== PROVIDED ENTRIES ==
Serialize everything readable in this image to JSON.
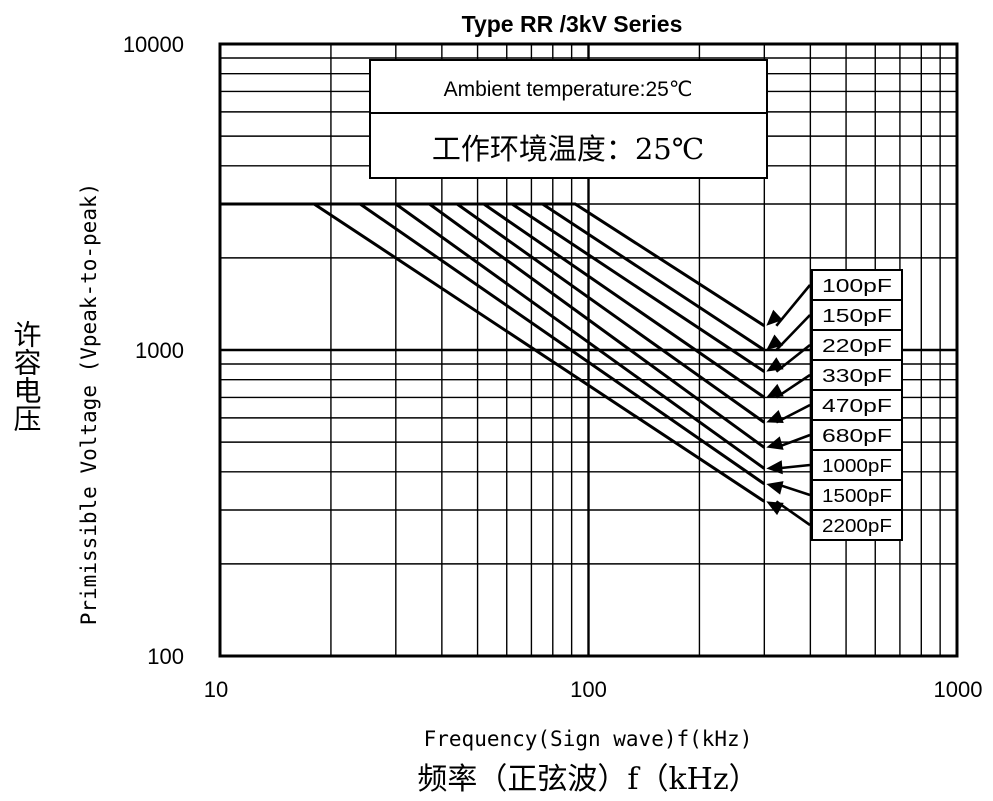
{
  "chart_data": {
    "type": "line",
    "title": "Type RR /3kV Series",
    "xlabel": "Frequency(Sign wave)f(kHz)",
    "xlabel_cn": "频率（正弦波）f（kHz）",
    "ylabel": "Primissible Voltage (Vpeak-to-peak)",
    "ylabel_cn": "许容电压",
    "x_scale": "log",
    "y_scale": "log",
    "xlim": [
      10,
      1000
    ],
    "ylim": [
      100,
      10000
    ],
    "x_ticks": [
      "10",
      "100",
      "1000"
    ],
    "y_ticks": [
      "100",
      "1000",
      "10000"
    ],
    "grid": true,
    "annotation_en": "Ambient temperature:25℃",
    "annotation_cn": "工作环境温度：25℃",
    "series": [
      {
        "name": "100pF",
        "x": [
          10,
          92,
          300
        ],
        "y": [
          3000,
          3000,
          1200
        ]
      },
      {
        "name": "150pF",
        "x": [
          10,
          75,
          300
        ],
        "y": [
          3000,
          3000,
          1000
        ]
      },
      {
        "name": "220pF",
        "x": [
          10,
          62,
          300
        ],
        "y": [
          3000,
          3000,
          850
        ]
      },
      {
        "name": "330pF",
        "x": [
          10,
          52,
          300
        ],
        "y": [
          3000,
          3000,
          700
        ]
      },
      {
        "name": "470pF",
        "x": [
          10,
          44,
          300
        ],
        "y": [
          3000,
          3000,
          580
        ]
      },
      {
        "name": "680pF",
        "x": [
          10,
          37,
          300
        ],
        "y": [
          3000,
          3000,
          480
        ]
      },
      {
        "name": "1000pF",
        "x": [
          10,
          30,
          300
        ],
        "y": [
          3000,
          3000,
          410
        ]
      },
      {
        "name": "1500pF",
        "x": [
          10,
          24,
          300
        ],
        "y": [
          3000,
          3000,
          365
        ]
      },
      {
        "name": "2200pF",
        "x": [
          10,
          18,
          300
        ],
        "y": [
          3000,
          3000,
          320
        ]
      }
    ]
  }
}
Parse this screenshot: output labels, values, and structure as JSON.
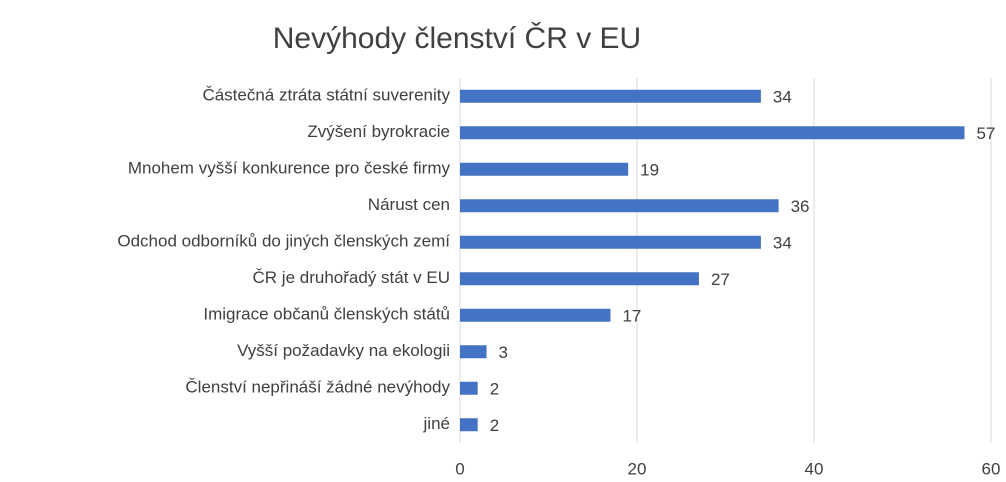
{
  "chart_data": {
    "type": "bar",
    "orientation": "horizontal",
    "title": "Nevýhody členství ČR v EU",
    "categories": [
      "Částečná ztráta státní suverenity",
      "Zvýšení byrokracie",
      "Mnohem vyšší konkurence pro české firmy",
      "Nárust cen",
      "Odchod odborníků do jiných členských zemí",
      "ČR je druhořadý stát v EU",
      "Imigrace občanů členských států",
      "Vyšší požadavky na ekologii",
      "Členství nepřináší žádné nevýhody",
      "jiné"
    ],
    "values": [
      34,
      57,
      19,
      36,
      34,
      27,
      17,
      3,
      2,
      2
    ],
    "color": "#4472c4",
    "xlim": [
      0,
      60
    ],
    "xticks": [
      0,
      20,
      40,
      60
    ],
    "grid": true
  }
}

== GIVEN REQUEST ==
Repeat each entry precisely as it appears. Leave the pictures out.

== TASK RESULT ==
Serialize everything readable in this image to JSON.
{
  "chart_data": {
    "type": "line",
    "title": "Type RR /3kV Series",
    "xlabel": "Frequency(Sign wave)f(kHz)",
    "xlabel_cn": "频率（正弦波）f（kHz）",
    "ylabel": "Primissible Voltage (Vpeak-to-peak)",
    "ylabel_cn": "许容电压",
    "x_scale": "log",
    "y_scale": "log",
    "xlim": [
      10,
      1000
    ],
    "ylim": [
      100,
      10000
    ],
    "x_ticks": [
      "10",
      "100",
      "1000"
    ],
    "y_ticks": [
      "100",
      "1000",
      "10000"
    ],
    "grid": true,
    "annotation_en": "Ambient temperature:25℃",
    "annotation_cn": "工作环境温度：25℃",
    "series": [
      {
        "name": "100pF",
        "x": [
          10,
          92,
          300
        ],
        "y": [
          3000,
          3000,
          1200
        ]
      },
      {
        "name": "150pF",
        "x": [
          10,
          75,
          300
        ],
        "y": [
          3000,
          3000,
          1000
        ]
      },
      {
        "name": "220pF",
        "x": [
          10,
          62,
          300
        ],
        "y": [
          3000,
          3000,
          850
        ]
      },
      {
        "name": "330pF",
        "x": [
          10,
          52,
          300
        ],
        "y": [
          3000,
          3000,
          700
        ]
      },
      {
        "name": "470pF",
        "x": [
          10,
          44,
          300
        ],
        "y": [
          3000,
          3000,
          580
        ]
      },
      {
        "name": "680pF",
        "x": [
          10,
          37,
          300
        ],
        "y": [
          3000,
          3000,
          480
        ]
      },
      {
        "name": "1000pF",
        "x": [
          10,
          30,
          300
        ],
        "y": [
          3000,
          3000,
          410
        ]
      },
      {
        "name": "1500pF",
        "x": [
          10,
          24,
          300
        ],
        "y": [
          3000,
          3000,
          365
        ]
      },
      {
        "name": "2200pF",
        "x": [
          10,
          18,
          300
        ],
        "y": [
          3000,
          3000,
          320
        ]
      }
    ]
  }
}
Parse this screenshot: output labels, values, and structure as JSON.
{
  "chart_data": {
    "type": "bar",
    "orientation": "horizontal",
    "title": "Nevýhody členství ČR v EU",
    "categories": [
      "Částečná ztráta státní suverenity",
      "Zvýšení byrokracie",
      "Mnohem vyšší konkurence pro české firmy",
      "Nárust cen",
      "Odchod odborníků do jiných členských zemí",
      "ČR je druhořadý stát v EU",
      "Imigrace občanů členských států",
      "Vyšší požadavky na ekologii",
      "Členství nepřináší žádné nevýhody",
      "jiné"
    ],
    "values": [
      34,
      57,
      19,
      36,
      34,
      27,
      17,
      3,
      2,
      2
    ],
    "color": "#4472c4",
    "xlim": [
      0,
      60
    ],
    "xticks": [
      0,
      20,
      40,
      60
    ],
    "grid": true
  }
}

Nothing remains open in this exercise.